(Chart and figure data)

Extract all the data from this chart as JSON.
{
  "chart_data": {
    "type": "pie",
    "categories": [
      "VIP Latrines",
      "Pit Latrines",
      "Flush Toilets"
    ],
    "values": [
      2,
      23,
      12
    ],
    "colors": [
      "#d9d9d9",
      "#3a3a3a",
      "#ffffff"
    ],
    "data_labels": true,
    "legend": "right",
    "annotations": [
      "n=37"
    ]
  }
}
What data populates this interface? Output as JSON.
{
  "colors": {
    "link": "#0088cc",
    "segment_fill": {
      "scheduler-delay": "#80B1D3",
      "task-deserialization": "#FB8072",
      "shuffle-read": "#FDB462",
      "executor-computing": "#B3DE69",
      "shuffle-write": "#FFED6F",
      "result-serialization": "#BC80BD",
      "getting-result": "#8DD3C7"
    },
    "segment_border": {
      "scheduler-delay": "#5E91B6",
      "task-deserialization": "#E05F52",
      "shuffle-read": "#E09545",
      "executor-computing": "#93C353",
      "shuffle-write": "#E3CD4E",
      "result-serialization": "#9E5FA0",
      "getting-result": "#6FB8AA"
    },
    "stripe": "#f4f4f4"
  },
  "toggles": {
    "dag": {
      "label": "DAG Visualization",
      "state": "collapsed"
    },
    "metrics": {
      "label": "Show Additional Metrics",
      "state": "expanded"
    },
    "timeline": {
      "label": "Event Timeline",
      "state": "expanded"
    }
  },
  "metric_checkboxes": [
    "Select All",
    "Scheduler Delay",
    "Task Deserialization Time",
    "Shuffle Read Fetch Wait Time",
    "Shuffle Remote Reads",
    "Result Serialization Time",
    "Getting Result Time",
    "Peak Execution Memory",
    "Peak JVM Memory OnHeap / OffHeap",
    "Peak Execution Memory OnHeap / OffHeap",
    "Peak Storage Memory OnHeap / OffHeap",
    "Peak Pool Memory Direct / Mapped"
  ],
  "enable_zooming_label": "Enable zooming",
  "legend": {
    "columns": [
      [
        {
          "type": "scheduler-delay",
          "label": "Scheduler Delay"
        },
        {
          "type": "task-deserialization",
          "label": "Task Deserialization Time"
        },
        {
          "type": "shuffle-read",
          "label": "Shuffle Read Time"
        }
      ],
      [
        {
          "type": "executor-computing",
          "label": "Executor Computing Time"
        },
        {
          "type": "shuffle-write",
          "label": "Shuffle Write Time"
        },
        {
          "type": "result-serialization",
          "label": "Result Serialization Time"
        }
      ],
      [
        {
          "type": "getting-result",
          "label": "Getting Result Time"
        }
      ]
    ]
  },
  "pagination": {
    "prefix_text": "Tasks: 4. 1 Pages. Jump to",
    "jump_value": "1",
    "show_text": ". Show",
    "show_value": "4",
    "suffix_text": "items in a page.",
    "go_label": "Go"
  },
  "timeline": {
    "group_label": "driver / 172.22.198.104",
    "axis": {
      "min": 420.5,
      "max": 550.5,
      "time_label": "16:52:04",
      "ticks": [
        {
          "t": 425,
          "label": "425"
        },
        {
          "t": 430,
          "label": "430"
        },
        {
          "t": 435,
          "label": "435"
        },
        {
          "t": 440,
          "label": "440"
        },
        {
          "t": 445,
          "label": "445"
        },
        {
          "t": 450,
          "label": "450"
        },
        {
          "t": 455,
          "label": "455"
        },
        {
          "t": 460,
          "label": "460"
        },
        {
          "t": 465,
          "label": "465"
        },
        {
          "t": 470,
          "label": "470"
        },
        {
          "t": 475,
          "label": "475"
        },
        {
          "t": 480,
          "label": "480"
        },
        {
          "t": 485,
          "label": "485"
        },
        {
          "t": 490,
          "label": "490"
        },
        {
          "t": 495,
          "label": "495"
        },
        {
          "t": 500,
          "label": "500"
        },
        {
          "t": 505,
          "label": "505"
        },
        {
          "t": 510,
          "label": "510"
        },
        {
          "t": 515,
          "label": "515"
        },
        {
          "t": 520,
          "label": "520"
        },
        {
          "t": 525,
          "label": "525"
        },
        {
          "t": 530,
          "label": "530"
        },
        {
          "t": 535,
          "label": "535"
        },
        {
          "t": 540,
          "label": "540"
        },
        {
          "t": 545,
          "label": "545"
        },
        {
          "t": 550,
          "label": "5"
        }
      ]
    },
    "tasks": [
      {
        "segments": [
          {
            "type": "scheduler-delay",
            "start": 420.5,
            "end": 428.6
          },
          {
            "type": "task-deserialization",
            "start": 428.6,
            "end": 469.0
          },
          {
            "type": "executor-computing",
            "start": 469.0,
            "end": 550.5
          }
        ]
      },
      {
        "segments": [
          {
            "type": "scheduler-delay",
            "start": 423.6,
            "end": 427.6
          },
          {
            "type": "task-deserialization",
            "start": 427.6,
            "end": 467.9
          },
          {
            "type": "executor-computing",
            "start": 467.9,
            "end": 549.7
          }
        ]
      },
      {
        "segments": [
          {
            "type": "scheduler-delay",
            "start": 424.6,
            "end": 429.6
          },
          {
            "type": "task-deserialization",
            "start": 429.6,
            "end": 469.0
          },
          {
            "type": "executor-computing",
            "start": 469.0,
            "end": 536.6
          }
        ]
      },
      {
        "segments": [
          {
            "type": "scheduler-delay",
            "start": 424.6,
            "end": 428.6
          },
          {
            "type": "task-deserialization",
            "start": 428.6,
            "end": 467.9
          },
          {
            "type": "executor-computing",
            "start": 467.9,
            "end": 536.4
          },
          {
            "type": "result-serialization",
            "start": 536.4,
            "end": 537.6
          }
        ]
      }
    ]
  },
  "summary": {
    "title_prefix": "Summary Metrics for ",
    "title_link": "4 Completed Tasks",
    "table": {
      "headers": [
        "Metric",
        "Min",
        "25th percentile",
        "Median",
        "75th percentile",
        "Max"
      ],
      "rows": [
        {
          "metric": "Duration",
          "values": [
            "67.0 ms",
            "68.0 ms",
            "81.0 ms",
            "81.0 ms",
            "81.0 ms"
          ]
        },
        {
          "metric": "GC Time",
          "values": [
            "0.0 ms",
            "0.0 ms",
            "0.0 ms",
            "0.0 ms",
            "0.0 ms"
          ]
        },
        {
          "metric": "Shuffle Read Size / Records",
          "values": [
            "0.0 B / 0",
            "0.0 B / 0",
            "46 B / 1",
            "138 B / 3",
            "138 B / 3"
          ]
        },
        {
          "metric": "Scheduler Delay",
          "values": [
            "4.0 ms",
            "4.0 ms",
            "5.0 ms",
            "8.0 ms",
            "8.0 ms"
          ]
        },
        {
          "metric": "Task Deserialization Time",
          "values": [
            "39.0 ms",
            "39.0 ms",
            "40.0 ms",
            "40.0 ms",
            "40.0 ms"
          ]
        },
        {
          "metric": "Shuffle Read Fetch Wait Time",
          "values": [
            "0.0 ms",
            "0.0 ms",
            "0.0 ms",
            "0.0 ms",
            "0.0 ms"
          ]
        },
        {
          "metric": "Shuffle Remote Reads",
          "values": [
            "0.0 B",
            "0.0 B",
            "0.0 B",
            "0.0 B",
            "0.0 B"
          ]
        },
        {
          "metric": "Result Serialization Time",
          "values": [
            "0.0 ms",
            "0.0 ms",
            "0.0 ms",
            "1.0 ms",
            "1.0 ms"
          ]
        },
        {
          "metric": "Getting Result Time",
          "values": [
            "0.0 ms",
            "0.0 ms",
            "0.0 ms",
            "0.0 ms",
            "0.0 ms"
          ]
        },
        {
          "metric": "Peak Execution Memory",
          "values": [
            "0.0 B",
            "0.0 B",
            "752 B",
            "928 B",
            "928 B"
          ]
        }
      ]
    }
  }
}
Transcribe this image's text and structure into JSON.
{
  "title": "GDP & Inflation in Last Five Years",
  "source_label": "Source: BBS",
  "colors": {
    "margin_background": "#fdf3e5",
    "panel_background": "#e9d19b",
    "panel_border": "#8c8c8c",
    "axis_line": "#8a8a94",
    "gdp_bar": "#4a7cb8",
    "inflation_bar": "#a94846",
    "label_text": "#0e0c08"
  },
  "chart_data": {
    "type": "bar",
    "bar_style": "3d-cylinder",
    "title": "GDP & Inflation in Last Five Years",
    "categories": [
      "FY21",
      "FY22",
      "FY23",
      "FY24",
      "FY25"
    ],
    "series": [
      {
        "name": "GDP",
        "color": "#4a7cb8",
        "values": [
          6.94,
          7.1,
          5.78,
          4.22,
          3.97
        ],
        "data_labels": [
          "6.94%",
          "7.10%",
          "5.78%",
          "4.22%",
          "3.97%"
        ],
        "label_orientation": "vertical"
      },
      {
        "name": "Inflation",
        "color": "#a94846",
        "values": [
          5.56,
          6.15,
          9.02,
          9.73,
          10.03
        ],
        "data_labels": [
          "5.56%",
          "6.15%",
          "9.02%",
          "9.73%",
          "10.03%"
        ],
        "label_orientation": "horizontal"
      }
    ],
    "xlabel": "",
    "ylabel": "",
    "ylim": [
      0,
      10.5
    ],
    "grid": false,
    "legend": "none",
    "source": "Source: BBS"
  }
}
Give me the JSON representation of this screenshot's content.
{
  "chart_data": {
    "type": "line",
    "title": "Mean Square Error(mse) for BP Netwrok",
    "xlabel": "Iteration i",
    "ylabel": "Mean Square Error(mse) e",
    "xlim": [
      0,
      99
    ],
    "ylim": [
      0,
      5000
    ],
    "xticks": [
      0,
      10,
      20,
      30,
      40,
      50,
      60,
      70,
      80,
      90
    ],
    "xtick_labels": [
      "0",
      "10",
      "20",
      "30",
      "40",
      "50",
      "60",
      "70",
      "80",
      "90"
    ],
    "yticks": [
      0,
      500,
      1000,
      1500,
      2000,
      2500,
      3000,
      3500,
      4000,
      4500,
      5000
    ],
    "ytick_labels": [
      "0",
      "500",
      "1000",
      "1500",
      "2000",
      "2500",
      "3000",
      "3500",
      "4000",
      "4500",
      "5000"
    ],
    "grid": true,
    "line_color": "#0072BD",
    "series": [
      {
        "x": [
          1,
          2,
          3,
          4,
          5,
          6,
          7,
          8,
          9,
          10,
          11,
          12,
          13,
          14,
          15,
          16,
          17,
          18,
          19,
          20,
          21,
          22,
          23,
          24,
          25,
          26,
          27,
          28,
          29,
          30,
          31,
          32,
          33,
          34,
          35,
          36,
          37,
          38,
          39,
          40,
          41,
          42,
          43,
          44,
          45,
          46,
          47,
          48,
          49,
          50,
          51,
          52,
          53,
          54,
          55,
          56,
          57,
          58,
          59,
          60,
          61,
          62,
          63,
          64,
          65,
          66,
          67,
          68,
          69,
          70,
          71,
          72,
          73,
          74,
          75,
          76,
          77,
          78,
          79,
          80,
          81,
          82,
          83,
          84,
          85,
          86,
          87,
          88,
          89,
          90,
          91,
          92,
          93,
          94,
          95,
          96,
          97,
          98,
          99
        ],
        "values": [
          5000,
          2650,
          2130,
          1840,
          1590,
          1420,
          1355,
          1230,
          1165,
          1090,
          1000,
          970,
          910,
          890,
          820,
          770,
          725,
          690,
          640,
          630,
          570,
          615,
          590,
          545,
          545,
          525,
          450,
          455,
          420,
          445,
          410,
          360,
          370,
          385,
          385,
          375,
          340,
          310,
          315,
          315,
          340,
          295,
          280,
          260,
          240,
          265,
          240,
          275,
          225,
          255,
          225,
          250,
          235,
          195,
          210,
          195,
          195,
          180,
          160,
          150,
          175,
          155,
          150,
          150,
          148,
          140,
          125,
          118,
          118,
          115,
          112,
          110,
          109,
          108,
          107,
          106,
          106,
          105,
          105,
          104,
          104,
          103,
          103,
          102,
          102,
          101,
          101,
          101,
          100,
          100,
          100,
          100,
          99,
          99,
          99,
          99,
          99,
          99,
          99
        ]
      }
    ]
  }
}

**EXERCISE DETAILS**
From the data above, count the lines where "Mean" occurs and give that figure and nothing else.

**REPLY TO THE EXERCISE**
2